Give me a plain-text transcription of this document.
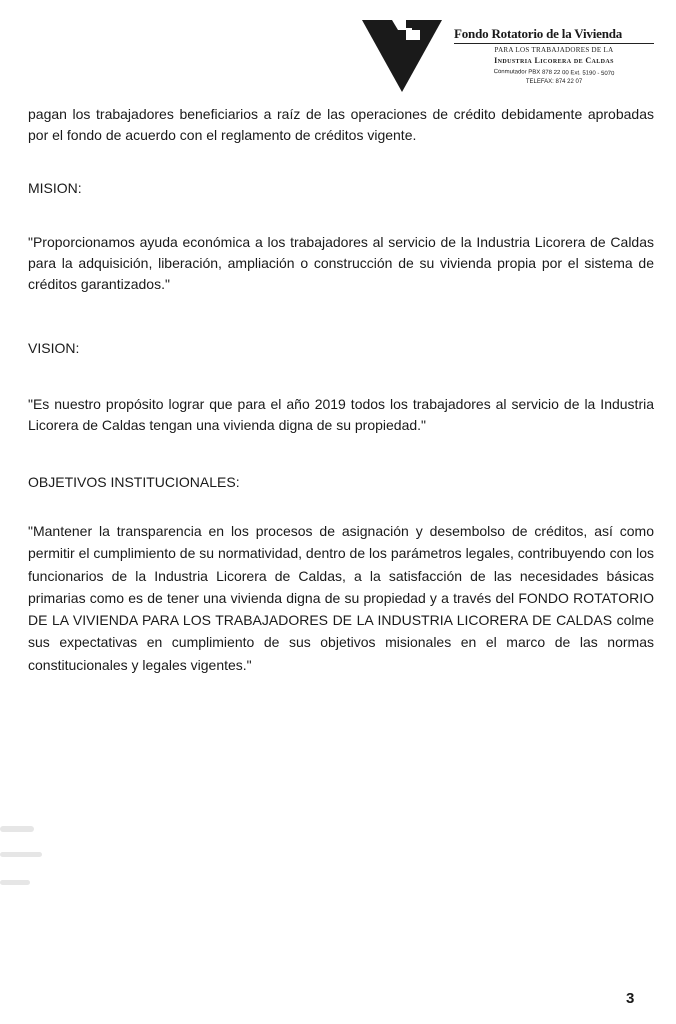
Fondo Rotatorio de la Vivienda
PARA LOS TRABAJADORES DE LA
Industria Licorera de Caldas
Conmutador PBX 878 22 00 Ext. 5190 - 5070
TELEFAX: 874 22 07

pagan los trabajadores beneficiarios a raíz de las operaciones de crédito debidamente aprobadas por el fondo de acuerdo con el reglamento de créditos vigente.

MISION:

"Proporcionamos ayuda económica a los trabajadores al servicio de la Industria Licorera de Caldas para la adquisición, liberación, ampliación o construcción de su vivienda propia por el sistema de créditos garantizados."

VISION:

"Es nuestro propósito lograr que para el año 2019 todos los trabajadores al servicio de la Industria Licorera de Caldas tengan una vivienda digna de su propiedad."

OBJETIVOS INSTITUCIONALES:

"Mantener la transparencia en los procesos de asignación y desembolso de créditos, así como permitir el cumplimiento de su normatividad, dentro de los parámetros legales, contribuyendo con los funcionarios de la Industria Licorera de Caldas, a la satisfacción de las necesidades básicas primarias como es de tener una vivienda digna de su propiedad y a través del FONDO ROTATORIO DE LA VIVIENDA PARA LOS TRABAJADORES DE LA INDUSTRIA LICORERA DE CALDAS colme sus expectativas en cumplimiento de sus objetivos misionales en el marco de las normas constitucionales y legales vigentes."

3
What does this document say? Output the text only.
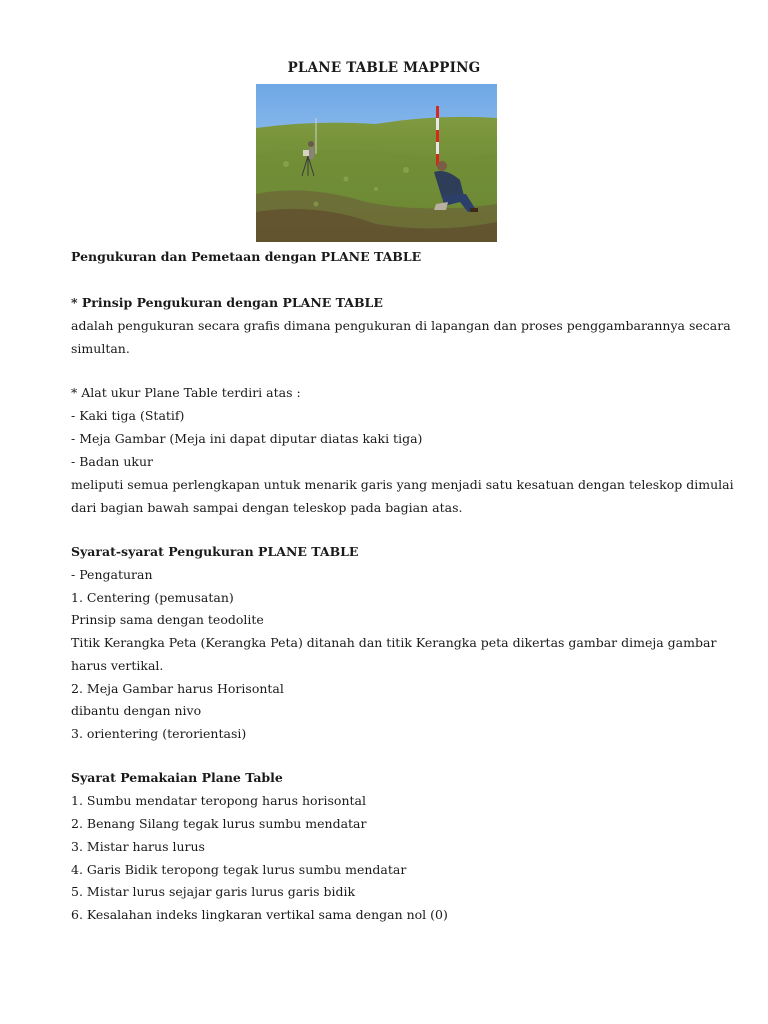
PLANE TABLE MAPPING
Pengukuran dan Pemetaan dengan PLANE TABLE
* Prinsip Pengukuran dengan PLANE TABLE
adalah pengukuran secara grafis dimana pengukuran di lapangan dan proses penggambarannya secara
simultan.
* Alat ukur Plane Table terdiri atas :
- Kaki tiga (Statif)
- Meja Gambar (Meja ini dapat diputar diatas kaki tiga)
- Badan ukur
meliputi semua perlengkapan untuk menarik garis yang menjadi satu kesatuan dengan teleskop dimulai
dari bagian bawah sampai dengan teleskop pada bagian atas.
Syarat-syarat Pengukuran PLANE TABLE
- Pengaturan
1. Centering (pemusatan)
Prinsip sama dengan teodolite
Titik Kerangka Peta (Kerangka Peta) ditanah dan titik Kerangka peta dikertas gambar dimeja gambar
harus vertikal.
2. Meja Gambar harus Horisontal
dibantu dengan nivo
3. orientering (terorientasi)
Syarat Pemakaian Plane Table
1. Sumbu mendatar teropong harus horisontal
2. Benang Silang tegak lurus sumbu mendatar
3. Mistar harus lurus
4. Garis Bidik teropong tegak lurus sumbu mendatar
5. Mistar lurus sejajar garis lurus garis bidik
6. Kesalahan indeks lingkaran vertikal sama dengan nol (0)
********************
Exact duplication of all the records is required; pictures are omitted from the copy.

Give me a plain-text transcription of this document.
Fondo Rotatorio de la Vivienda
PARA LOS TRABAJADORES DE LA
Industria Licorera de Caldas
Conmutador PBX 878 22 00 Ext. 5190 - 5070
TELEFAX: 874 22 07

pagan los trabajadores beneficiarios a raíz de las operaciones de crédito debidamente aprobadas por el fondo de acuerdo con el reglamento de créditos vigente.

MISION:

"Proporcionamos ayuda económica a los trabajadores al servicio de la Industria Licorera de Caldas para la adquisición, liberación, ampliación o construcción de su vivienda propia por el sistema de créditos garantizados."

VISION:

"Es nuestro propósito lograr que para el año 2019 todos los trabajadores al servicio de la Industria Licorera de Caldas tengan una vivienda digna de su propiedad."

OBJETIVOS INSTITUCIONALES:

"Mantener la transparencia en los procesos de asignación y desembolso de créditos, así como permitir el cumplimiento de su normatividad, dentro de los parámetros legales, contribuyendo con los funcionarios de la Industria Licorera de Caldas, a la satisfacción de las necesidades básicas primarias como es de tener una vivienda digna de su propiedad y a través del FONDO ROTATORIO DE LA VIVIENDA PARA LOS TRABAJADORES DE LA INDUSTRIA LICORERA DE CALDAS colme sus expectativas en cumplimiento de sus objetivos misionales en el marco de las normas constitucionales y legales vigentes."

3
What does this document say? Output the text only.
PLANE TABLE MAPPING
Pengukuran dan Pemetaan dengan PLANE TABLE
* Prinsip Pengukuran dengan PLANE TABLE
adalah pengukuran secara grafis dimana pengukuran di lapangan dan proses penggambarannya secara
simultan.
* Alat ukur Plane Table terdiri atas :
- Kaki tiga (Statif)
- Meja Gambar (Meja ini dapat diputar diatas kaki tiga)
- Badan ukur
meliputi semua perlengkapan untuk menarik garis yang menjadi satu kesatuan dengan teleskop dimulai
dari bagian bawah sampai dengan teleskop pada bagian atas.
Syarat-syarat Pengukuran PLANE TABLE
- Pengaturan
1. Centering (pemusatan)
Prinsip sama dengan teodolite
Titik Kerangka Peta (Kerangka Peta) ditanah dan titik Kerangka peta dikertas gambar dimeja gambar
harus vertikal.
2. Meja Gambar harus Horisontal
dibantu dengan nivo
3. orientering (terorientasi)
Syarat Pemakaian Plane Table
1. Sumbu mendatar teropong harus horisontal
2. Benang Silang tegak lurus sumbu mendatar
3. Mistar harus lurus
4. Garis Bidik teropong tegak lurus sumbu mendatar
5. Mistar lurus sejajar garis lurus garis bidik
6. Kesalahan indeks lingkaran vertikal sama dengan nol (0)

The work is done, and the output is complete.